======== INFORMATION SUPPLIED ========
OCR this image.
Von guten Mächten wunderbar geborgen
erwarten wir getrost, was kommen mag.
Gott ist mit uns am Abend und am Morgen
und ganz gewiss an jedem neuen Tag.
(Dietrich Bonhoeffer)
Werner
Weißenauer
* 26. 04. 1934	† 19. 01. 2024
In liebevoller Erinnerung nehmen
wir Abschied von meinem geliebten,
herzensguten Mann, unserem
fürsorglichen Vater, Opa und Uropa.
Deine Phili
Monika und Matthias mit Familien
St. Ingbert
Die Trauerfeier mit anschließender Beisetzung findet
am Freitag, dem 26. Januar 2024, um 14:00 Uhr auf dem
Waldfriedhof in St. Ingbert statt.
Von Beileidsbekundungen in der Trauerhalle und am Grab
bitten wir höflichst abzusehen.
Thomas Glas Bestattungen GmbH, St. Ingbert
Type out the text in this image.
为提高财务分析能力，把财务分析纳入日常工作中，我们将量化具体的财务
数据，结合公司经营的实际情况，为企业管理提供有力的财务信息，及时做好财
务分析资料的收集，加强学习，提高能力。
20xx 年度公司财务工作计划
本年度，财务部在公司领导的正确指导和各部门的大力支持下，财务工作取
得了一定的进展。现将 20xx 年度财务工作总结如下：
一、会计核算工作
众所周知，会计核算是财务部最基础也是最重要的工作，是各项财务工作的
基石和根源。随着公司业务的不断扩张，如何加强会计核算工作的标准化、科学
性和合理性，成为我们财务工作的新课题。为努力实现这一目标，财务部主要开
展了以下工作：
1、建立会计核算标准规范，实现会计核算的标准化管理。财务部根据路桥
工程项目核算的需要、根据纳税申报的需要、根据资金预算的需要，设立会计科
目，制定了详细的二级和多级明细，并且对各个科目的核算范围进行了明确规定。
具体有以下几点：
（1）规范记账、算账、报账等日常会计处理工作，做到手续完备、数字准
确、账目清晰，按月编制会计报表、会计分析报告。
========
_WHAT TO DO_
Reproduce only the lines from the line containing "Type out the text in this image." to the last line of the material above, both of those lines included.

_ANSWER_
Type out the text in this image.
为提高财务分析能力，把财务分析纳入日常工作中，我们将量化具体的财务
数据，结合公司经营的实际情况，为企业管理提供有力的财务信息，及时做好财
务分析资料的收集，加强学习，提高能力。
20xx 年度公司财务工作计划
本年度，财务部在公司领导的正确指导和各部门的大力支持下，财务工作取
得了一定的进展。现将 20xx 年度财务工作总结如下：
一、会计核算工作
众所周知，会计核算是财务部最基础也是最重要的工作，是各项财务工作的
基石和根源。随着公司业务的不断扩张，如何加强会计核算工作的标准化、科学
性和合理性，成为我们财务工作的新课题。为努力实现这一目标，财务部主要开
展了以下工作：
1、建立会计核算标准规范，实现会计核算的标准化管理。财务部根据路桥
工程项目核算的需要、根据纳税申报的需要、根据资金预算的需要，设立会计科
目，制定了详细的二级和多级明细，并且对各个科目的核算范围进行了明确规定。
具体有以下几点：
（1）规范记账、算账、报账等日常会计处理工作，做到手续完备、数字准
确、账目清晰，按月编制会计报表、会计分析报告。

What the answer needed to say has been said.